## start Record list

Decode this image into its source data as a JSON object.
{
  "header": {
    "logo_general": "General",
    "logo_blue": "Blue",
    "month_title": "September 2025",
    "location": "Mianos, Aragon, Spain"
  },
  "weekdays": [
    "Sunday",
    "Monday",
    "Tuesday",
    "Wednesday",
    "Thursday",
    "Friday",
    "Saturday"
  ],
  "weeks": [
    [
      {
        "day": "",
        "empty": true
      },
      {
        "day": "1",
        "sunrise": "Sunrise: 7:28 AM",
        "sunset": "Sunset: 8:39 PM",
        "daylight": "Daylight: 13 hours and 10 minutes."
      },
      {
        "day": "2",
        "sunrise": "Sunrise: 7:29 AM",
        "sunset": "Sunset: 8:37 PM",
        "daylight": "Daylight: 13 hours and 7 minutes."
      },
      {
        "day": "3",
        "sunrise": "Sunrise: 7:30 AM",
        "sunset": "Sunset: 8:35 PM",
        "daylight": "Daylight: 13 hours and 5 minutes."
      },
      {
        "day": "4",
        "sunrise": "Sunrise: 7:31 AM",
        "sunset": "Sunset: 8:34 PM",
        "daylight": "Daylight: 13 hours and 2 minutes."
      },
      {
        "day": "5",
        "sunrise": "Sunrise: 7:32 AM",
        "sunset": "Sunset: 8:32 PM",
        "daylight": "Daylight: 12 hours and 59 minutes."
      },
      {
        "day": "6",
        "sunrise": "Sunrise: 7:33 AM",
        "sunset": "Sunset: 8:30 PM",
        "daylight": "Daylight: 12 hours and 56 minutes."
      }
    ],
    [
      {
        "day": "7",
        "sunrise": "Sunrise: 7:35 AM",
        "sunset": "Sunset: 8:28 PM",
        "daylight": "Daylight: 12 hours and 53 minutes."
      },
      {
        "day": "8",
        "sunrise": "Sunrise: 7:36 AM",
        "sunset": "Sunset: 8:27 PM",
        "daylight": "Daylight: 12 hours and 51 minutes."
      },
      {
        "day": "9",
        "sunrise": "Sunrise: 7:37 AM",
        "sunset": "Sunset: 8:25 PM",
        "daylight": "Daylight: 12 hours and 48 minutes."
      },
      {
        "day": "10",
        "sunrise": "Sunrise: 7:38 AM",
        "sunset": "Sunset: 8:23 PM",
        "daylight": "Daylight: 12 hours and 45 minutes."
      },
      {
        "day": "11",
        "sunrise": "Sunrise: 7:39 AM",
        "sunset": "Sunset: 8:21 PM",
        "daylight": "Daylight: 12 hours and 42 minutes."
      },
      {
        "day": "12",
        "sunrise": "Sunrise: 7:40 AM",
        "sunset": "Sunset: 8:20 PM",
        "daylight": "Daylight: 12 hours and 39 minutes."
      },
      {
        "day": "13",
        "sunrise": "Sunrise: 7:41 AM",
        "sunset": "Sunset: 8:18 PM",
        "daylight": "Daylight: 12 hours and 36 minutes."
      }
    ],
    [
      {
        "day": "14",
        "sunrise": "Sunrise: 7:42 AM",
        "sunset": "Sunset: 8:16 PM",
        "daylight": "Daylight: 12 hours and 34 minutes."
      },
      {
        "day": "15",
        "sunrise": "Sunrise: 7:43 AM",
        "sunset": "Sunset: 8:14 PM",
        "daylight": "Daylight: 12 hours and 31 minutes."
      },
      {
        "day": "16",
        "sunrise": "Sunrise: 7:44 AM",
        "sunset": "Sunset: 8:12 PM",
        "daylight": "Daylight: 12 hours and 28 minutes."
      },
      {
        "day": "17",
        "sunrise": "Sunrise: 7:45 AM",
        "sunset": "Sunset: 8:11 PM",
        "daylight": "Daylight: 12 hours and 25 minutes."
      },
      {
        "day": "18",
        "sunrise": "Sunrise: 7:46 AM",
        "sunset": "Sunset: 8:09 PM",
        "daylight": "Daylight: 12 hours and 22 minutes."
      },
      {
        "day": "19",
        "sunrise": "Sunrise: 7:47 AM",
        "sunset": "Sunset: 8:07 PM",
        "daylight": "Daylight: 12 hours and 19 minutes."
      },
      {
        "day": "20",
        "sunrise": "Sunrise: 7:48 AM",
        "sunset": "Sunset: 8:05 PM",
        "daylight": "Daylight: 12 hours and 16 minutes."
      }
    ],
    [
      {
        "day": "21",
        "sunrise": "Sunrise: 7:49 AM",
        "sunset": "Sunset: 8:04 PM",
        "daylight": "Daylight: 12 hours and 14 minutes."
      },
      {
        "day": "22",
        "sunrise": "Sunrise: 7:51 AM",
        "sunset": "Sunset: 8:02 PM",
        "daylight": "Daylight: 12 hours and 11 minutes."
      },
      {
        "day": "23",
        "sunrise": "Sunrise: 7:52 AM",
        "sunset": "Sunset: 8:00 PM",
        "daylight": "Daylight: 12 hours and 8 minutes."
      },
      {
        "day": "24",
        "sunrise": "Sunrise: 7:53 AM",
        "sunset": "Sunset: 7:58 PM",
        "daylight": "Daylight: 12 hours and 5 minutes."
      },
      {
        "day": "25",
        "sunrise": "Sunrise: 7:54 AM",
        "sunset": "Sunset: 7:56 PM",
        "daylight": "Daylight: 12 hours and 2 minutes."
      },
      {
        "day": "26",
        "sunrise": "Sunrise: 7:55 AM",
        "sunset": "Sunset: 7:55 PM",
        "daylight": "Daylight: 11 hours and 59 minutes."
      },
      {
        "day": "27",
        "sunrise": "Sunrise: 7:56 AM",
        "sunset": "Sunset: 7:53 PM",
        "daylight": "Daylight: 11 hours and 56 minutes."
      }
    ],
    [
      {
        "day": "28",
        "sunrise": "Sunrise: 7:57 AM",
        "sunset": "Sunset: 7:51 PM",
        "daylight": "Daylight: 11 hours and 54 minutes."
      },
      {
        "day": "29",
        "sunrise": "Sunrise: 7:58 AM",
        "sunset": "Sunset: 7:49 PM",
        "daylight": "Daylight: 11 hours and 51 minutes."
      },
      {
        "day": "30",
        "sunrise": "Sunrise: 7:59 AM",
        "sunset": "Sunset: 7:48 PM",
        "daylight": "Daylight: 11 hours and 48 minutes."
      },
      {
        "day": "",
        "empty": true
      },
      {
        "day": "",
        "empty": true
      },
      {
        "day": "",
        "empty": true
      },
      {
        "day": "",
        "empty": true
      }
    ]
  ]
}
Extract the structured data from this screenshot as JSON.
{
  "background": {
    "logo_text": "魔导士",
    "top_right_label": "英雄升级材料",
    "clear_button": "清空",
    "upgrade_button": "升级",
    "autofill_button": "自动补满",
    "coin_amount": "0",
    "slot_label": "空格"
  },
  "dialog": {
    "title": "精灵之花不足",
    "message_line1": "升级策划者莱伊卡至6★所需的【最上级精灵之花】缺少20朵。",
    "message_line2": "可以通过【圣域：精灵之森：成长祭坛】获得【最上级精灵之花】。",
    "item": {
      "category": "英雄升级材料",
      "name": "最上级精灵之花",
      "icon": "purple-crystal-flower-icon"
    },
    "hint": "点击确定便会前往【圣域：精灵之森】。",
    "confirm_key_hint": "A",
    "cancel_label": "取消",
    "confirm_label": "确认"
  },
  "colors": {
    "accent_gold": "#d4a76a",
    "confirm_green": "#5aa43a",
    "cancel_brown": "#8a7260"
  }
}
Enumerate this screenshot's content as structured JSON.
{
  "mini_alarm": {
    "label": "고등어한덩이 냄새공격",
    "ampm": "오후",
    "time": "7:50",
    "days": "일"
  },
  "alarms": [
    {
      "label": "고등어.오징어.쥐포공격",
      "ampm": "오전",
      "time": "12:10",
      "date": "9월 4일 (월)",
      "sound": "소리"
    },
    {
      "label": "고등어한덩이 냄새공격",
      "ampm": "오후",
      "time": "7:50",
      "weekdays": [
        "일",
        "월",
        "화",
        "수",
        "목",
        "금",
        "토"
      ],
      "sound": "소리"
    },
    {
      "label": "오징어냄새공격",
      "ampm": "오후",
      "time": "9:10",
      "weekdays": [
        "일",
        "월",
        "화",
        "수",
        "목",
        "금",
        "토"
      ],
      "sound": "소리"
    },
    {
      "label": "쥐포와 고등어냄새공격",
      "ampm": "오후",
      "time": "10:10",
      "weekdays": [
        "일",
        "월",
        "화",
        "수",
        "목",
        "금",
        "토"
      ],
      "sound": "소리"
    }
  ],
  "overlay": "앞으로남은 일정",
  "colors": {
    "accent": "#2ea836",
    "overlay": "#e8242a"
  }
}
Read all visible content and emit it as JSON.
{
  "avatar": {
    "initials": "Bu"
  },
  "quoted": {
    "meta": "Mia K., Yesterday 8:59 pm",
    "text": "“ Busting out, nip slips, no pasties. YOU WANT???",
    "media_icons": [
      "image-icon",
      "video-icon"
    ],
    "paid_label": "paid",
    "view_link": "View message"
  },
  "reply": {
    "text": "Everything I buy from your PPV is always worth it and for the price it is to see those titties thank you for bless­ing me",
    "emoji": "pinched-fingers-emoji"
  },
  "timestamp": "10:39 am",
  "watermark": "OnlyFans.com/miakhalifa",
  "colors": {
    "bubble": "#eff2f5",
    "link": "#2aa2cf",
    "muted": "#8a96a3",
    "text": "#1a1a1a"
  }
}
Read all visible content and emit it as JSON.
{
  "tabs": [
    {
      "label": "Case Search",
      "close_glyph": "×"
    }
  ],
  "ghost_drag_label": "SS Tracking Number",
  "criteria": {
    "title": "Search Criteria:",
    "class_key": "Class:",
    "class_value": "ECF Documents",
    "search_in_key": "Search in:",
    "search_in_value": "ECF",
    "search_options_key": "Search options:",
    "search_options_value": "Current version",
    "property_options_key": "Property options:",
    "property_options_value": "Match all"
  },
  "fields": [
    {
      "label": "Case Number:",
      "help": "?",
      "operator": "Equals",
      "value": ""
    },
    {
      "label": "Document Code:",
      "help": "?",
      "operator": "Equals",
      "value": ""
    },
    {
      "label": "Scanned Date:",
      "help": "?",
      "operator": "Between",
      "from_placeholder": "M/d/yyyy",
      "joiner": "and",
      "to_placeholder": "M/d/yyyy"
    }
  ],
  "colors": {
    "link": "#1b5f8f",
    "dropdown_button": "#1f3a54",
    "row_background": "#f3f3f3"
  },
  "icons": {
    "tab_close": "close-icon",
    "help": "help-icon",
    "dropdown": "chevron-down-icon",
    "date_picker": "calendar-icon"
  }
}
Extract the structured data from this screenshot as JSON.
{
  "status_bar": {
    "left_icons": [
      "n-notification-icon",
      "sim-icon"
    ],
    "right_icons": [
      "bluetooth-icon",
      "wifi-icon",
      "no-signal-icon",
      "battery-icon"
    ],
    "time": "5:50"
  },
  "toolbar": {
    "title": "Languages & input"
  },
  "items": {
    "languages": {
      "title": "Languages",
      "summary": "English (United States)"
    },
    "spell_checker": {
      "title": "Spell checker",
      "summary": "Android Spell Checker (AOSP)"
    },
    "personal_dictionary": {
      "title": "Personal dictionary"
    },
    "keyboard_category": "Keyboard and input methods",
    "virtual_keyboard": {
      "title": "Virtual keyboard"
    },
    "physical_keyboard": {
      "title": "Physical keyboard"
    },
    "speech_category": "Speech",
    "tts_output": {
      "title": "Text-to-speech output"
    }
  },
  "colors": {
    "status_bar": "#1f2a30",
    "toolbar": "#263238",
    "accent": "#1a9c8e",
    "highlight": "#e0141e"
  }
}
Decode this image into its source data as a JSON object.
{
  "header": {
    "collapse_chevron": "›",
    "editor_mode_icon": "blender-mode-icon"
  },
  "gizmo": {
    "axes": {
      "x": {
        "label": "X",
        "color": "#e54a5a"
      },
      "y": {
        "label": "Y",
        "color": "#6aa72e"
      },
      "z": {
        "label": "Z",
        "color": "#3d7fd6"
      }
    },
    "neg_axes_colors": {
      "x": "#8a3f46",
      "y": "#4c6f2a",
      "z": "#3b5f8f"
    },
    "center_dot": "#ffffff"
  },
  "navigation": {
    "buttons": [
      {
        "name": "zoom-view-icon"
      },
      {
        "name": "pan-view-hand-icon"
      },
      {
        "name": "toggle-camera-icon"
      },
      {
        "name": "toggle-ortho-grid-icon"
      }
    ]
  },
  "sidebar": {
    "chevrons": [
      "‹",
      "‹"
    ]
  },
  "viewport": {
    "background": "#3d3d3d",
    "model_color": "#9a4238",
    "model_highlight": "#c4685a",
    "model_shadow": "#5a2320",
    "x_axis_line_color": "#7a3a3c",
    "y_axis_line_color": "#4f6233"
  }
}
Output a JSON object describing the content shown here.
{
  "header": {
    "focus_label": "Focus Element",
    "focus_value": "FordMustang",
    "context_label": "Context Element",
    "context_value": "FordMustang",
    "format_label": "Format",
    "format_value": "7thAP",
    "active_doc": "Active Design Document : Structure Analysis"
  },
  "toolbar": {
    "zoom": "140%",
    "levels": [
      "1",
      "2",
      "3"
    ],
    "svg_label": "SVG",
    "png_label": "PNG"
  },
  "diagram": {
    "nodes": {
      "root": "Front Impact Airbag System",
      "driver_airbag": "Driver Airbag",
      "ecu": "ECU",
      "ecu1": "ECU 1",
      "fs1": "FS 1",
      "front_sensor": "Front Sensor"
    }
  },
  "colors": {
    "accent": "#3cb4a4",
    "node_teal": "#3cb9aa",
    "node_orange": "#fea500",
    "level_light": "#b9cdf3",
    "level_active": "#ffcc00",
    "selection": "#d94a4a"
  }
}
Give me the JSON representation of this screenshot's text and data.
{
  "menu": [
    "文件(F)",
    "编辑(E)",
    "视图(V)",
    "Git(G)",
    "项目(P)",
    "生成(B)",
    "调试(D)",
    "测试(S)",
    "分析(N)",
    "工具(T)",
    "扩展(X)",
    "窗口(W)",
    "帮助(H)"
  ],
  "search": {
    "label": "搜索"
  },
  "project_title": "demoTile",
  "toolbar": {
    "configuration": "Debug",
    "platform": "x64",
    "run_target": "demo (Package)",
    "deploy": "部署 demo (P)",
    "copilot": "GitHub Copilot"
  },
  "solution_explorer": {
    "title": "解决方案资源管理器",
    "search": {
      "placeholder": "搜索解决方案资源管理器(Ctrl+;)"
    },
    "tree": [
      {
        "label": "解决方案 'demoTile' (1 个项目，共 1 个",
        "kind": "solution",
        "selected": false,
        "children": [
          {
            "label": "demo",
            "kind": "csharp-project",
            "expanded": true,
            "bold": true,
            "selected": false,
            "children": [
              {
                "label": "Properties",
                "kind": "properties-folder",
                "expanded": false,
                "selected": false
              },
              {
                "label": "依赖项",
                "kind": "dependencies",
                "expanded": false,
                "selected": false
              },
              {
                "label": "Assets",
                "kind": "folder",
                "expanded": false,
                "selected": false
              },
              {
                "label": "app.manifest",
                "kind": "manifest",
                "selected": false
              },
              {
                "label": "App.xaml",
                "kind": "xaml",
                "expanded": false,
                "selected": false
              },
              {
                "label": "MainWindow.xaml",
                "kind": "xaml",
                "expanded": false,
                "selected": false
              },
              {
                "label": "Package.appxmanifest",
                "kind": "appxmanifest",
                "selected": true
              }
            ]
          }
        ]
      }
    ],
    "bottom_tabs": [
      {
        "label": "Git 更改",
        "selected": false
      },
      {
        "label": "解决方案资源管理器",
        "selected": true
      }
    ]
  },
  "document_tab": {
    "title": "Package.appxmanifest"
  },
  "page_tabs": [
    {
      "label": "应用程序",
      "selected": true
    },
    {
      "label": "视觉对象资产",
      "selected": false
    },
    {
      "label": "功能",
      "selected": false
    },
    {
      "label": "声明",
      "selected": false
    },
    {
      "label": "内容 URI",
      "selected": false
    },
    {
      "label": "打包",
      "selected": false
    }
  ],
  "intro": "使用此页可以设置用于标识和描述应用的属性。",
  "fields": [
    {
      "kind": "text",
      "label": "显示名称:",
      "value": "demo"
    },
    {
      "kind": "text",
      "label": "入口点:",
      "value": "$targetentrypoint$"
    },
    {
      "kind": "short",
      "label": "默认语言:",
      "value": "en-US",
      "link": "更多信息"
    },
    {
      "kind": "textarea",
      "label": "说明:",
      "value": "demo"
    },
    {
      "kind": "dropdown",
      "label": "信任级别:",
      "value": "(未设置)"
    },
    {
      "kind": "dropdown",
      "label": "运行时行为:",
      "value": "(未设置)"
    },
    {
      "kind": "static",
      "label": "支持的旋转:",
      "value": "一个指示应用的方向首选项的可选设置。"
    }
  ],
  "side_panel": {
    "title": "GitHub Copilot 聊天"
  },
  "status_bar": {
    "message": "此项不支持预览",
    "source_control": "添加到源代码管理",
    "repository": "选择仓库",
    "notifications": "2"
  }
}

## end Record list

Instructions to follow: List every line above that contains the word "summary".

Response below:
      "summary": "English (United States)"
      "summary": "Android Spell Checker (AOSP)"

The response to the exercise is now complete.